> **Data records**
════════════════════

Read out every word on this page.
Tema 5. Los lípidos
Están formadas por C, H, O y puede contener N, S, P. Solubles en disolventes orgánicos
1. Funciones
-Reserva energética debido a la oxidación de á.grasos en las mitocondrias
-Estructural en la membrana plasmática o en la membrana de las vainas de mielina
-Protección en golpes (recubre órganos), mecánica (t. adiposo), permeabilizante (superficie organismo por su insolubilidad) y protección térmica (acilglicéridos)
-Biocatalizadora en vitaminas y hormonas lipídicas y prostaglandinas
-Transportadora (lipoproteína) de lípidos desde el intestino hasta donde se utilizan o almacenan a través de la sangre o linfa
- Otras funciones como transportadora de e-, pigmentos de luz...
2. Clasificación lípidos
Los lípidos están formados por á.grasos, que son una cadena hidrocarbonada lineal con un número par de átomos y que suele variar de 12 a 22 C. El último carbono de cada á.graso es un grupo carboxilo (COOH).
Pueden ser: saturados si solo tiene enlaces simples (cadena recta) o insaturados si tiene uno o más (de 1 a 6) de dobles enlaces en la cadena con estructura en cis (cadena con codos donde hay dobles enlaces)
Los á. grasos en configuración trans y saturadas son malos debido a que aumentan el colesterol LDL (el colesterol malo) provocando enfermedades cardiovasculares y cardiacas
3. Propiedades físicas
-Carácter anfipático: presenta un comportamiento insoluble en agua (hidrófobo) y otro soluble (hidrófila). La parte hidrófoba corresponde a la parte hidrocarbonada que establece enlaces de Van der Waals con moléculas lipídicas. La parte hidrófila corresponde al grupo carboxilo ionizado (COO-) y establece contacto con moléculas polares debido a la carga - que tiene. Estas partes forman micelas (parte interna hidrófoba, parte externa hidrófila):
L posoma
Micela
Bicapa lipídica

════════════════════

> **INSTRUCTION**
Quote every line of the data, word for word.

> **TASK OUTPUT**
Read out every word on this page.
Tema 5. Los lípidos
Están formadas por C, H, O y puede contener N, S, P. Solubles en disolventes orgánicos
1. Funciones
-Reserva energética debido a la oxidación de á.grasos en las mitocondrias
-Estructural en la membrana plasmática o en la membrana de las vainas de mielina
-Protección en golpes (recubre órganos), mecánica (t. adiposo), permeabilizante (superficie organismo por su insolubilidad) y protección térmica (acilglicéridos)
-Biocatalizadora en vitaminas y hormonas lipídicas y prostaglandinas
-Transportadora (lipoproteína) de lípidos desde el intestino hasta donde se utilizan o almacenan a través de la sangre o linfa
- Otras funciones como transportadora de e-, pigmentos de luz...
2. Clasificación lípidos
Los lípidos están formados por á.grasos, que son una cadena hidrocarbonada lineal con un número par de átomos y que suele variar de 12 a 22 C. El último carbono de cada á.graso es un grupo carboxilo (COOH).
Pueden ser: saturados si solo tiene enlaces simples (cadena recta) o insaturados si tiene uno o más (de 1 a 6) de dobles enlaces en la cadena con estructura en cis (cadena con codos donde hay dobles enlaces)
Los á. grasos en configuración trans y saturadas son malos debido a que aumentan el colesterol LDL (el colesterol malo) provocando enfermedades cardiovasculares y cardiacas
3. Propiedades físicas
-Carácter anfipático: presenta un comportamiento insoluble en agua (hidrófobo) y otro soluble (hidrófila). La parte hidrófoba corresponde a la parte hidrocarbonada que establece enlaces de Van der Waals con moléculas lipídicas. La parte hidrófila corresponde al grupo carboxilo ionizado (COO-) y establece contacto con moléculas polares debido a la carga - que tiene. Estas partes forman micelas (parte interna hidrófoba, parte externa hidrófila):
L posoma
Micela
Bicapa lipídica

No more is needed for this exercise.